◆ What this exercise asks:
(A) Please output everything from "Someone gently asks: 'How" down to "another ministry success." in the blog post on Bible contradictions below, copied word for word.
(B) In the blog post on Bible contradictions below, what is the anointed "mantle" said to be?

◆ Text block:
^^^^^^^^^^^^^^^^
Wednesday, November 05, 2008

Apologetic strategy of the day

Someone gently asks: 'How do you explain all of the contradictions in the bible?'

  1. Say incredulously 'What contradictions?' and hope they fall for your bluff. If they actually list any contradictions go to step 2.
  2. Waffle about how 'contradiction' is a difficult word to define. However, if they offer a reasonable definition and apply it to a certain set of biblical texts, go to step 3
  3. Mention their thoughts are wicked and that they must really hate all things righteous (roll your 'r'). If their face starts to harden, go to step 4.
  4. Suddenly and forcefully grab a hold of their head with both hands, and rebuke demons of stupidity (and add generational rebellion, lust, greed and paedophilia for good measure). Then take of your anointed 'mantle' (i.e. your jacket), and thwack them round the abdomen as hard as is righteous.
  5. Walk away from yet another ministry success.

Or, say something like 'Real life is full of contradictions and paradoxes. If the Bible is not merely a collection of abstract philosophical propositions but a collection of books written from the context of and about real life in all its grit and joys, grim and rapture, why, then, should there be no contradictions? Perhaps we should start judging the Bible according to what it is, not what it never was or never claimed to be'



At 11/06/2008 2:32 AM, Anonymous Jim said...

this is fantastic. you're a genius.

At 11/06/2008 4:20 AM, Anonymous Angie Van De Merwe said...

Are you sure that the jacket wasn't like Elijah's mantle?

At 11/06/2008 5:48 AM, Anonymous Sivin Kit said...

This is good stuff before lunch!

At 11/06/2008 7:03 AM, Anonymous Edward T. Babinski said...

Hi Cris, I'm relieved to know that the Bible is "a collection of books written from the context of and about real life." But what about all those "other" books people have written since writing was invented? If the Bible is a book of "real life" then what are all those other books about? "False life?" Or why do you think the Bible is "inspired" more than all the rest? And what percentage of inspiration would you assign to different parts of the Bible itself? Which parts or sections or verses of it appear most inspired to you and least inspired, and can you assign percentage points to those inbetween?

Can we do that with other books as well, agreeing on which sections of a book or paragraphs or sentences appear most and least "inspired?"

At what point has moderate-to-liberal theologizing turned into literary criticism?
^^^^^^^^^^^^^^^^
Dataset excerpt
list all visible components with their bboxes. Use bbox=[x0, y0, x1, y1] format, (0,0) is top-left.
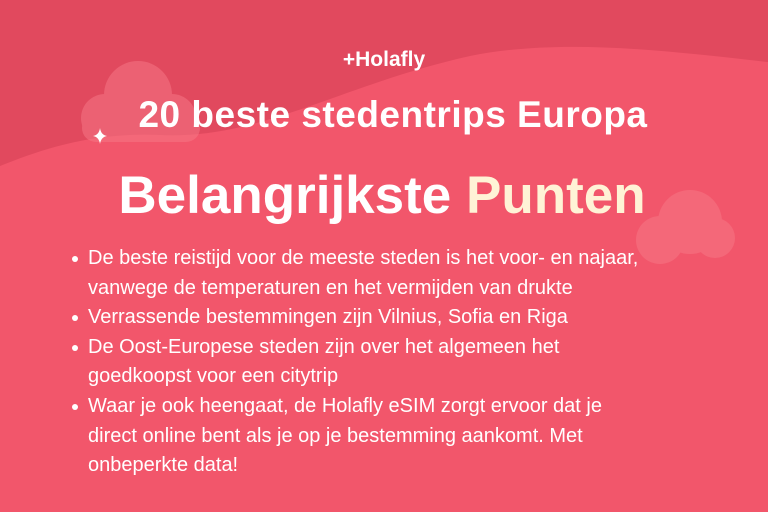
bullet list: vanwege de temperaturen en het vermijden van drukte bbox=[88, 277, 573, 299]
bullet list: onbeperkte data! bbox=[88, 454, 238, 476]
bullet list bbox=[72, 247, 638, 476]
bullet list: goedkoopst voor een citytrip bbox=[88, 365, 338, 387]
bullet list: De Oost-Europese steden zijn over het algemeen het bbox=[88, 336, 559, 358]
bullet list: De beste reistijd voor de meeste steden is het voor- en najaar, bbox=[88, 247, 638, 269]
cloud left bbox=[81, 61, 200, 142]
bullet list: Verrassende bestemmingen zijn Vilnius, Sofia en Riga bbox=[88, 306, 568, 328]
logo: +Holafly bbox=[343, 48, 425, 71]
bullet list: Waar je ook heengaat, de Holafly eSIM zorgt ervoor dat je bbox=[88, 395, 602, 417]
heading: Belangrijkste Punten bbox=[118, 166, 646, 225]
icon: sparkle bbox=[93, 128, 107, 144]
cloud right bbox=[636, 190, 735, 264]
bullet list: direct online bent als je op je bestemming aankomt. Met bbox=[88, 425, 583, 447]
title: 20 beste stedentrips Europa bbox=[138, 94, 648, 135]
^^^^^^^^^^^^^^^^
◆ Answer list:
(A)
Someone gently asks: 'How do you explain all of the contradictions in the bible?'

  1. Say incredulously 'What contradictions?' and hope they fall for your bluff. If they actually list any contradictions go to step 2.
  2. Waffle about how 'contradiction' is a difficult word to define. However, if they offer a reasonable definition and apply it to a certain set of biblical texts, go to step 3
  3. Mention their thoughts are wicked and that they must really hate all things righteous (roll your 'r'). If their face starts to harden, go to step 4.
  4. Suddenly and forcefully grab a hold of their head with both hands, and rebuke demons of stupidity (and add generational rebellion, lust, greed and paedophilia for good measure). Then take of your anointed 'mantle' (i.e. your jacket), and thwack them round the abdomen as hard as is righteous.
  5. Walk away from yet another ministry success.

(B) The jacket.